> [Aim]: Please explain, based on the Git remotes passage, why Git gives the remote the name origin.

In this post, I explained the very basics of Git. There was only one repository in your local machine and only one person making changes. That is well and good, but in practice many programmers contribute to a project: each needs a copy of the repository and many changes are made simultaneously. Version controlling these distributed projects is a big problem that Git solves brilliantly!

In this post, I will explain how this works and how you can use Git remote repositories without shooting-yourself-in-the-foot. I only assume that you are already familiar with the very basics of Git like commits and branches.

NOTE: These are the post in the Understanding Git series:

  1. Part I: The VERY Basics!
  2. Part II: Working with Remotes
  3. Part III: Workflows

Remotes

Git relies on servers to version control a distributed project. The server manages the order in which changes are versioned and provides a consistent view of the files in the repository. The Git server also allows programmers to download local copies of the repository using the git clone <address> command.

Nowadays, it is popular to host Git repositories on the internet using websites like GitHub, GitLab or BitBucket. The website acts as the Git server for a project. For example, I can make a local copy of RISC-V’s Spike’s simulator, which is hosted in GitHub, like this:

git clone https://github.com/riscv-software-src/riscv-isa-sim.git

On success, Git will download, a.k.a clone, the repository and store it in my computer at a directory called riscv-isa-sim. As discussed before, Git repositories have a main branch which is called master in Spike’s case, so Git will checkout that branch right after cloning. You can check that with git branch.

From Git’s point of view, your clone is just a local copy of the repository which tracks Spike’s remote repository in GitHub. You can check this with git remote that outputs the following for my Spike clone:

$ git remote -v
origin  https://github.com/riscv-software-src/riscv-isa-sim.git (fetch)
origin  https://github.com/riscv-software-src/riscv-isa-sim.git (push)

After cloning, you will contact the repository for either of two reasons. You can upload, a.k.a push, new commits, i.e. changes, that you made or you can download, a.k.a fetch, commits that others have pushed to the remote since the last time you fetched. git remote is telling us that Git will contact the server at that HTTPS URL for either pushing or fetching. Git helpfully calls the remote origin so we do not have to keep typing that long URL!

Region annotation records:
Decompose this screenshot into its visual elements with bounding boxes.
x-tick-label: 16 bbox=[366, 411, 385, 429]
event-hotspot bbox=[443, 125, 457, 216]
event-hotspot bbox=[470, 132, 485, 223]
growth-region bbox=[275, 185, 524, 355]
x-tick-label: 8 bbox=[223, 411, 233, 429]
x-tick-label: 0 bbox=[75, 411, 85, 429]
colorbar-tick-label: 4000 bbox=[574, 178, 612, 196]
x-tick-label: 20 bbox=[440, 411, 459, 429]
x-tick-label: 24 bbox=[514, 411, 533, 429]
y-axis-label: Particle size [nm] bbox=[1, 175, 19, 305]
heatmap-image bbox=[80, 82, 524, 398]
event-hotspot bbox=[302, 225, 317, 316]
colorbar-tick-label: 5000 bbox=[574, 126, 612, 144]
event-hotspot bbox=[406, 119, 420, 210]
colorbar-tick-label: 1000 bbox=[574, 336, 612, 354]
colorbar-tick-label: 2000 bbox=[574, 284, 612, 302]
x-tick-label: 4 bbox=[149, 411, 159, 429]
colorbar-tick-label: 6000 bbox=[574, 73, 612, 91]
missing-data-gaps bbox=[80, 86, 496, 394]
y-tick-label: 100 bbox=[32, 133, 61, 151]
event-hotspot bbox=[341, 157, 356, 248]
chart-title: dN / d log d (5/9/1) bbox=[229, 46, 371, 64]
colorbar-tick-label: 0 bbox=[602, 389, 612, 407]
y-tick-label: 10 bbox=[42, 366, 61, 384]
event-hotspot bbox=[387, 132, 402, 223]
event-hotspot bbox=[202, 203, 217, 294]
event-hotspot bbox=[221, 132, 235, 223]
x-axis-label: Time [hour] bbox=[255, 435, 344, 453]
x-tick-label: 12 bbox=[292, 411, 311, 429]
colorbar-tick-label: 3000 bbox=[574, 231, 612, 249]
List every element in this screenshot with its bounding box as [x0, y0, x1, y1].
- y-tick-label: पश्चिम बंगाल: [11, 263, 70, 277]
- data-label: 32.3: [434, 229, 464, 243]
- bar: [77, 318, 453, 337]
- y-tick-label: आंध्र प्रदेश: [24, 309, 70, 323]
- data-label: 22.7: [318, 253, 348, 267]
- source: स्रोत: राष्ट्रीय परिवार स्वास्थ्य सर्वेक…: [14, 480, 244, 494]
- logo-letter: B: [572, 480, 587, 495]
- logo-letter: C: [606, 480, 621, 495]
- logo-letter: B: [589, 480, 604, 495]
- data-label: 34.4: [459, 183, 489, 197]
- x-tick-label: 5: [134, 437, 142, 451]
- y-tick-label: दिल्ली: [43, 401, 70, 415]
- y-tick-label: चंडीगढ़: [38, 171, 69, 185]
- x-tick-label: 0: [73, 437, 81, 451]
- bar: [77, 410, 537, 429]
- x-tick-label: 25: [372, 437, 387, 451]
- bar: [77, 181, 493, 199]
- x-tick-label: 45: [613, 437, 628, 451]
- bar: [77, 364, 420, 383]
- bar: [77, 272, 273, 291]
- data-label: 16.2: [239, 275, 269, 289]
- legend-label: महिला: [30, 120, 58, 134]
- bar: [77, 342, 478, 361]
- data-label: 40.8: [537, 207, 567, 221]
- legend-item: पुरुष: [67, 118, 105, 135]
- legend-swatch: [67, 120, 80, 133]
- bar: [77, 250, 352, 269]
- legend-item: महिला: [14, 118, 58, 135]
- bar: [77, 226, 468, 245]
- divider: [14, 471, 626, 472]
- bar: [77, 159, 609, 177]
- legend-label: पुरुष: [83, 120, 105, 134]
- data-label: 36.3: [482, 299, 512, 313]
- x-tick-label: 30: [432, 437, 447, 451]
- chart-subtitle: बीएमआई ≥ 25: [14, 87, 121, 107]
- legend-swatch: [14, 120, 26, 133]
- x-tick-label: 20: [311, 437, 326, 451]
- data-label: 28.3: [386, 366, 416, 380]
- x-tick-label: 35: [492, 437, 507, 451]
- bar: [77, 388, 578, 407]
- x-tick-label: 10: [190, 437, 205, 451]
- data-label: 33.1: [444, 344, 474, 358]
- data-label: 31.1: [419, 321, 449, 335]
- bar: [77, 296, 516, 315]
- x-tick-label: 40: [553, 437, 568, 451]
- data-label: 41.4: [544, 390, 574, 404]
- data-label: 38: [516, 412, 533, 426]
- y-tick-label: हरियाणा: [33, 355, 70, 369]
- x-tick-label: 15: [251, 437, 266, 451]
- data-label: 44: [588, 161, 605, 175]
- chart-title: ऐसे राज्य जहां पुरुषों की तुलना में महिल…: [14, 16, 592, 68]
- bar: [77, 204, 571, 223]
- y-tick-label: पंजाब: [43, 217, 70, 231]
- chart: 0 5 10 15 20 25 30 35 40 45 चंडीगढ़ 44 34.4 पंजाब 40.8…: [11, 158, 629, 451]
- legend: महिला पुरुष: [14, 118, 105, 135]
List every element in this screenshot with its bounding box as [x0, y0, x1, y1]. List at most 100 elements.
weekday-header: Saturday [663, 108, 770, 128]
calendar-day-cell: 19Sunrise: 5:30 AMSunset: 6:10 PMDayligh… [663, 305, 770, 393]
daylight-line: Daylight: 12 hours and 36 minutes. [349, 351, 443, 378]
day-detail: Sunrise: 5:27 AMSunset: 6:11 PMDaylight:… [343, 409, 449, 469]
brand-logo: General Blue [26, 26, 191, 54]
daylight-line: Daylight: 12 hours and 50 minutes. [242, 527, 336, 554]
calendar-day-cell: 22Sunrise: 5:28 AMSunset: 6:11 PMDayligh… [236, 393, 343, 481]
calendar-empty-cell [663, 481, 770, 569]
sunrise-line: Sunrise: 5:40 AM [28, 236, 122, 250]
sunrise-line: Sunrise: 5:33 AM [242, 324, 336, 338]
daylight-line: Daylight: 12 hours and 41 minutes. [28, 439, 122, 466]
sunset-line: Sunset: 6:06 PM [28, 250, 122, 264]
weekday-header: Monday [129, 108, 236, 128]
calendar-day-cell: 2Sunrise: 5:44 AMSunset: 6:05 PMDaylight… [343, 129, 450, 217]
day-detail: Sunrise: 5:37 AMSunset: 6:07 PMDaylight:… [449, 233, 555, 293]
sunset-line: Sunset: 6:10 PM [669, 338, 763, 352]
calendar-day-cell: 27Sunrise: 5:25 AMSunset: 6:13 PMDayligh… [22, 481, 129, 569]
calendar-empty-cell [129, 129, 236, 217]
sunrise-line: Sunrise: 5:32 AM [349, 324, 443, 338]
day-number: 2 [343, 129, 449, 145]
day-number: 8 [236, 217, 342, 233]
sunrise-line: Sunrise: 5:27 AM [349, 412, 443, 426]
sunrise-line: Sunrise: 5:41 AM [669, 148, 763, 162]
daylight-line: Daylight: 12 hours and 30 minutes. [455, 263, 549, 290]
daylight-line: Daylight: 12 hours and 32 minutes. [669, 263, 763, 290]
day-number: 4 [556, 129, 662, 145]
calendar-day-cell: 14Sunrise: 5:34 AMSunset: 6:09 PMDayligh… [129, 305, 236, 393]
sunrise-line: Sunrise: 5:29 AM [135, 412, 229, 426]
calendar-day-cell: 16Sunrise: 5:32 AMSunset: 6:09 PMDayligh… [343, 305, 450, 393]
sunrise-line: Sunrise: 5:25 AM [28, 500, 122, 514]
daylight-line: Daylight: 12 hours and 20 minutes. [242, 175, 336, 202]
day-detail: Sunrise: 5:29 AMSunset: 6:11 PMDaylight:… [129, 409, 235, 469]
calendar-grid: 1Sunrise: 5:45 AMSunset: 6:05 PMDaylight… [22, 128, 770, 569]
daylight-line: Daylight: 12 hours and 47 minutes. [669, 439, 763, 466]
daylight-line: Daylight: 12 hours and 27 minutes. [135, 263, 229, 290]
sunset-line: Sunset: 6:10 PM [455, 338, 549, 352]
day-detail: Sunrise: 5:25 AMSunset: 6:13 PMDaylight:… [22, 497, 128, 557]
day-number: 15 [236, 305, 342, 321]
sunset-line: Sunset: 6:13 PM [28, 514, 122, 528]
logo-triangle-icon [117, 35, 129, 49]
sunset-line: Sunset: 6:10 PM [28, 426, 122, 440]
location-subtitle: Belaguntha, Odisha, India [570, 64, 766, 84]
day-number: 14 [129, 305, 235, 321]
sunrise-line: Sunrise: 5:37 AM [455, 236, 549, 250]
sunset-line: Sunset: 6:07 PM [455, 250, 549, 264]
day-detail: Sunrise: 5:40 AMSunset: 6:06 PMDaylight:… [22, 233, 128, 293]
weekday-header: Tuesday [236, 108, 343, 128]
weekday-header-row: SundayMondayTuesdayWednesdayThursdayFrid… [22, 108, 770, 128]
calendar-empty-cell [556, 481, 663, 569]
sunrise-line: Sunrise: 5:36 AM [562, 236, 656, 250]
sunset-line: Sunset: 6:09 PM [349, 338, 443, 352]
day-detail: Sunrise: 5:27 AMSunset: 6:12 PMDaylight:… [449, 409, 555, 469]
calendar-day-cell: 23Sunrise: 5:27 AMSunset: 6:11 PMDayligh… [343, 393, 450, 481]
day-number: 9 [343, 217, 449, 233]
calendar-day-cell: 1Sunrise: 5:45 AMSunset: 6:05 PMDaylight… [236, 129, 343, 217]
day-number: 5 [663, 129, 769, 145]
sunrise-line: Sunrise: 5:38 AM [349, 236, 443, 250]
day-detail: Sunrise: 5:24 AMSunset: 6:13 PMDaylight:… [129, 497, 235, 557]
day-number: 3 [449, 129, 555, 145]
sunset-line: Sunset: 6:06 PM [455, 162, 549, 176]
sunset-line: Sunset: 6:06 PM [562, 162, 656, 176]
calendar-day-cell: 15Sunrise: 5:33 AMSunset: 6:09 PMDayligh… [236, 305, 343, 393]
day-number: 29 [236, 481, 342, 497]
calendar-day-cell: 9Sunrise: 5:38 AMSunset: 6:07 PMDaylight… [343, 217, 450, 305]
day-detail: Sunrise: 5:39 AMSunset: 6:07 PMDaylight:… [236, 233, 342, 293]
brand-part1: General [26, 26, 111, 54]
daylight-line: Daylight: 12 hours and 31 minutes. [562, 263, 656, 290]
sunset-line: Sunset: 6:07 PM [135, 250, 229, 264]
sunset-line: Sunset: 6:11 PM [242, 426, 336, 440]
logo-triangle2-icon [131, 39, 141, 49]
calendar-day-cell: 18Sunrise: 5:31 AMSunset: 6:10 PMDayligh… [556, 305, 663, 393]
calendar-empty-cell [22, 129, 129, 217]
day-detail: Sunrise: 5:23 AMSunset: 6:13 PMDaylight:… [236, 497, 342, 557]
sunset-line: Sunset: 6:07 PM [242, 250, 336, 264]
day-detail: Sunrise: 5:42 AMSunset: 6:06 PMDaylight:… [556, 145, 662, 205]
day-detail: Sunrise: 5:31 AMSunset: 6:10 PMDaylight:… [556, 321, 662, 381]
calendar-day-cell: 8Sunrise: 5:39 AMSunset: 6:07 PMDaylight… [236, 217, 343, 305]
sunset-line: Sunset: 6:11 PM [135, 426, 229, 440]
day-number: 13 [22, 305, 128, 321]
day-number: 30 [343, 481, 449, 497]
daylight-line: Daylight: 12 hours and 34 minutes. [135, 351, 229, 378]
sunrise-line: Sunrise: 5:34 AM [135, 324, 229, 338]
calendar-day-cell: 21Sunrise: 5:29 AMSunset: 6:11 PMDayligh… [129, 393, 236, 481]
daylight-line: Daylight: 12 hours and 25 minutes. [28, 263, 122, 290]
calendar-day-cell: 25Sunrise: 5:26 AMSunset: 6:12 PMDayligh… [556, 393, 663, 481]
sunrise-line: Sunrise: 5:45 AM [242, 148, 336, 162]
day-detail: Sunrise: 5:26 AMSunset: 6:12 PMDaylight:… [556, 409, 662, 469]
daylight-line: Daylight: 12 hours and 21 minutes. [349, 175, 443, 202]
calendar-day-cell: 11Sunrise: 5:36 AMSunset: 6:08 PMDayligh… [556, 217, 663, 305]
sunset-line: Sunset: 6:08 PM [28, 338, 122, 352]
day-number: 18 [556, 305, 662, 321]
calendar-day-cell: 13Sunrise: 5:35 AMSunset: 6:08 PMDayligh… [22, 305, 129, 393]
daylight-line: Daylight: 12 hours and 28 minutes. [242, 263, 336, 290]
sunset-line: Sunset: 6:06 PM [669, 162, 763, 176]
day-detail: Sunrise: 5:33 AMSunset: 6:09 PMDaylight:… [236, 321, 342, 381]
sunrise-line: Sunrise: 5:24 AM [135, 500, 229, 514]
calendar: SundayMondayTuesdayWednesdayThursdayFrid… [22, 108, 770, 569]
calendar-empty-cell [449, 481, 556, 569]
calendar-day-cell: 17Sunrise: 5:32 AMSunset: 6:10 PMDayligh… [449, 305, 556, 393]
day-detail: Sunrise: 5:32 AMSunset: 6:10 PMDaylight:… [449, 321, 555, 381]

> [Exercise answer]: Git names the remote origin so that you don't have to keep typing the long HTTPS URL of the server it contacts for pushing and fetching.